→ Exercise
Reproduce the full listing below unchanged, apart from the pictures.

>>>

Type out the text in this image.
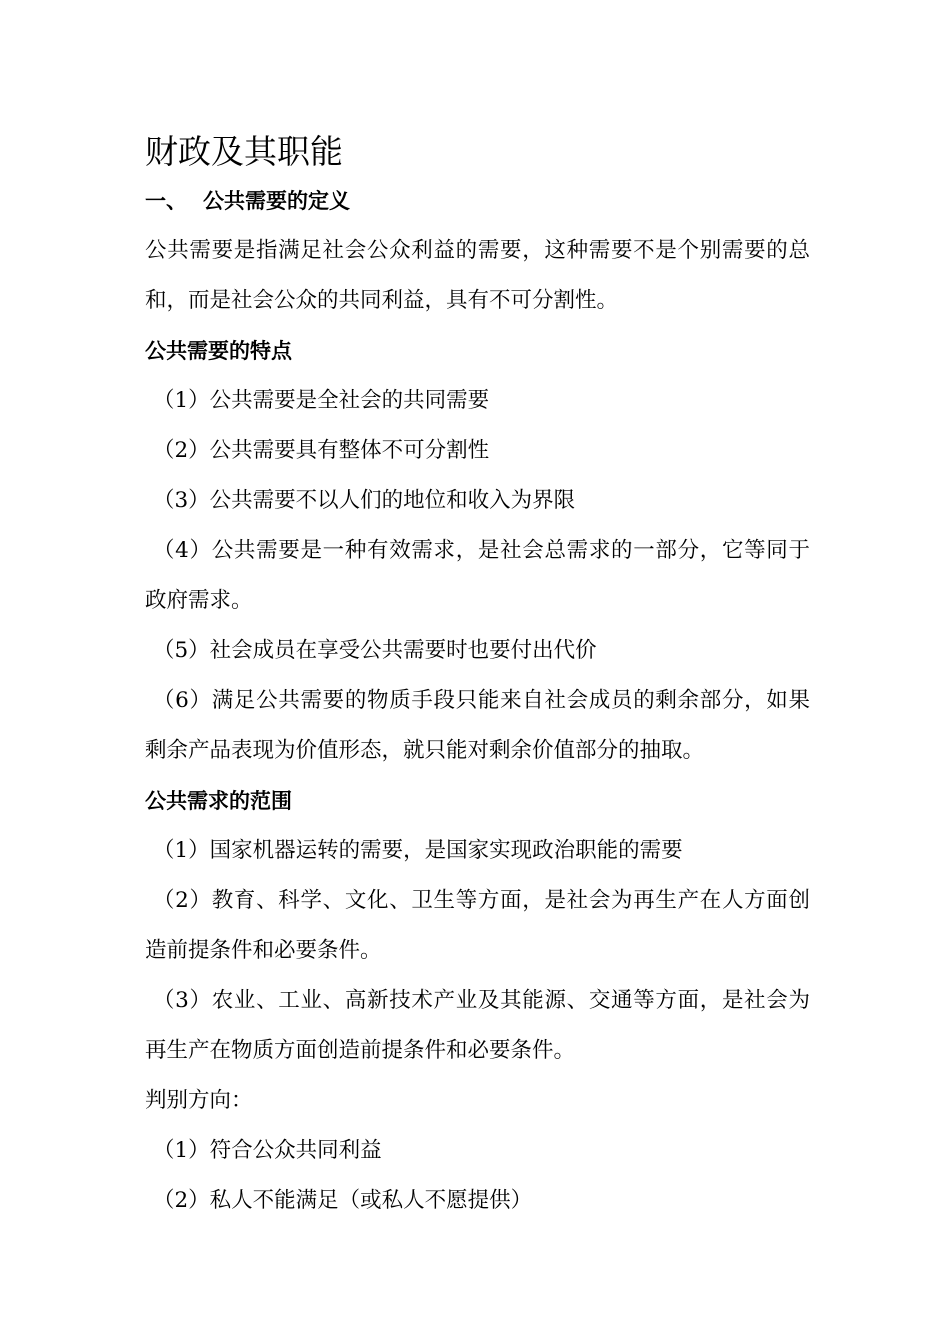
财政及其职能
一、 公共需要的定义
公共需要是指满足社会公众利益的需要，这种需要不是个别需要的总和，而是社会公众的共同利益，具有不可分割性。
公共需要的特点
（1）公共需要是全社会的共同需要
（2）公共需要具有整体不可分割性
（3）公共需要不以人们的地位和收入为界限
（4）公共需要是一种有效需求，是社会总需求的一部分，它等同于政府需求。
（5）社会成员在享受公共需要时也要付出代价
（6）满足公共需要的物质手段只能来自社会成员的剩余部分，如果剩余产品表现为价值形态，就只能对剩余价值部分的抽取。
公共需求的范围
（1）国家机器运转的需要，是国家实现政治职能的需要
（2）教育、科学、文化、卫生等方面，是社会为再生产在人方面创造前提条件和必要条件。
（3）农业、工业、高新技术产业及其能源、交通等方面，是社会为再生产在物质方面创造前提条件和必要条件。
判别方向：
（1）符合公众共同利益
（2）私人不能满足（或私人不愿提供）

<<<

→ Output of the exercise
Type out the text in this image.
财政及其职能
一、 公共需要的定义
公共需要是指满足社会公众利益的需要，这种需要不是个别需要的总和，而是社会公众的共同利益，具有不可分割性。
公共需要的特点
（1）公共需要是全社会的共同需要
（2）公共需要具有整体不可分割性
（3）公共需要不以人们的地位和收入为界限
（4）公共需要是一种有效需求，是社会总需求的一部分，它等同于政府需求。
（5）社会成员在享受公共需要时也要付出代价
（6）满足公共需要的物质手段只能来自社会成员的剩余部分，如果剩余产品表现为价值形态，就只能对剩余价值部分的抽取。
公共需求的范围
（1）国家机器运转的需要，是国家实现政治职能的需要
（2）教育、科学、文化、卫生等方面，是社会为再生产在人方面创造前提条件和必要条件。
（3）农业、工业、高新技术产业及其能源、交通等方面，是社会为再生产在物质方面创造前提条件和必要条件。
判别方向：
（1）符合公众共同利益
（2）私人不能满足（或私人不愿提供）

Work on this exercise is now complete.